### SHORT EXERCISE
Without including any pictures, write out the listing below exactly.

(Data records)
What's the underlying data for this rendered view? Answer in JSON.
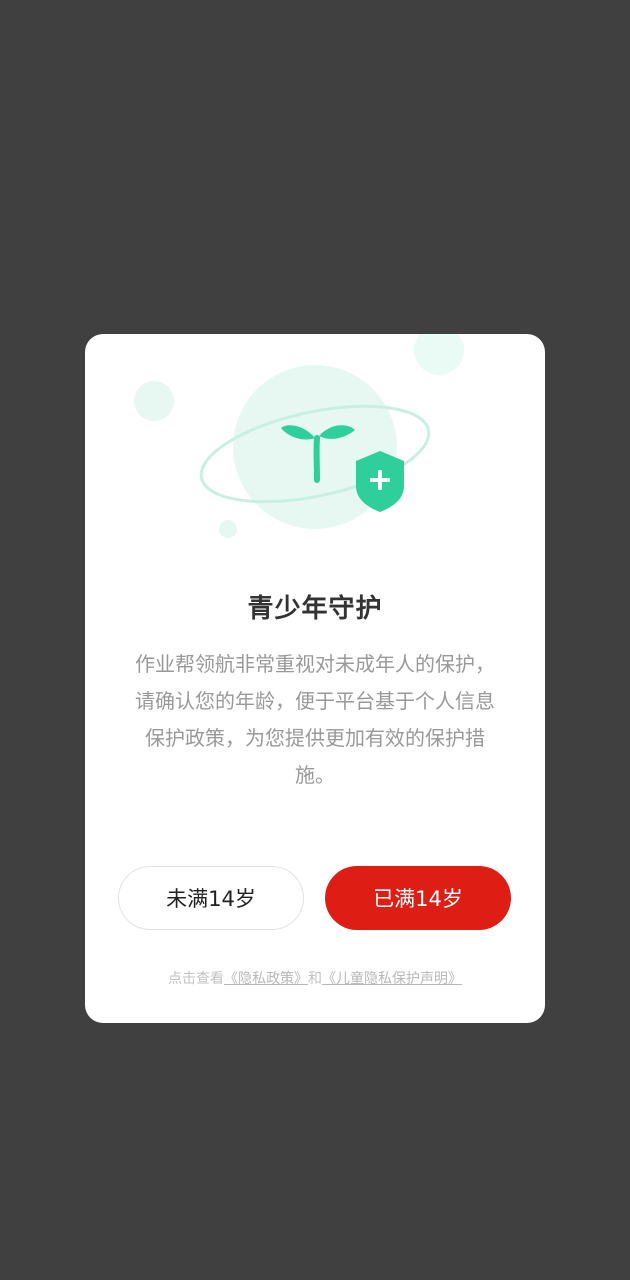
{
  "dialog": {
    "title": "青少年守护",
    "description": "作业帮领航非常重视对未成年人的保护，请确认您的年龄，便于平台基于个人信息保护政策，为您提供更加有效的保护措施。",
    "buttons": {
      "under_age": "未满14岁",
      "over_age": "已满14岁"
    },
    "footer": {
      "prefix": "点击查看",
      "privacy_link": "《隐私政策》",
      "conjunction": "和",
      "children_link": "《儿童隐私保护声明》"
    }
  },
  "colors": {
    "overlay": "#404040",
    "primary_red": "#de1e14",
    "accent_green": "#2ecf9a",
    "light_green": "#e6f8f1"
  },
  "icons": {
    "sprout": "sprout-icon",
    "shield": "shield-plus-icon"
  }
}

### FULL OUTPUT
What's the underlying data for this rendered view? Answer in JSON.
{
  "dialog": {
    "title": "青少年守护",
    "description": "作业帮领航非常重视对未成年人的保护，请确认您的年龄，便于平台基于个人信息保护政策，为您提供更加有效的保护措施。",
    "buttons": {
      "under_age": "未满14岁",
      "over_age": "已满14岁"
    },
    "footer": {
      "prefix": "点击查看",
      "privacy_link": "《隐私政策》",
      "conjunction": "和",
      "children_link": "《儿童隐私保护声明》"
    }
  },
  "colors": {
    "overlay": "#404040",
    "primary_red": "#de1e14",
    "accent_green": "#2ecf9a",
    "light_green": "#e6f8f1"
  },
  "icons": {
    "sprout": "sprout-icon",
    "shield": "shield-plus-icon"
  }
}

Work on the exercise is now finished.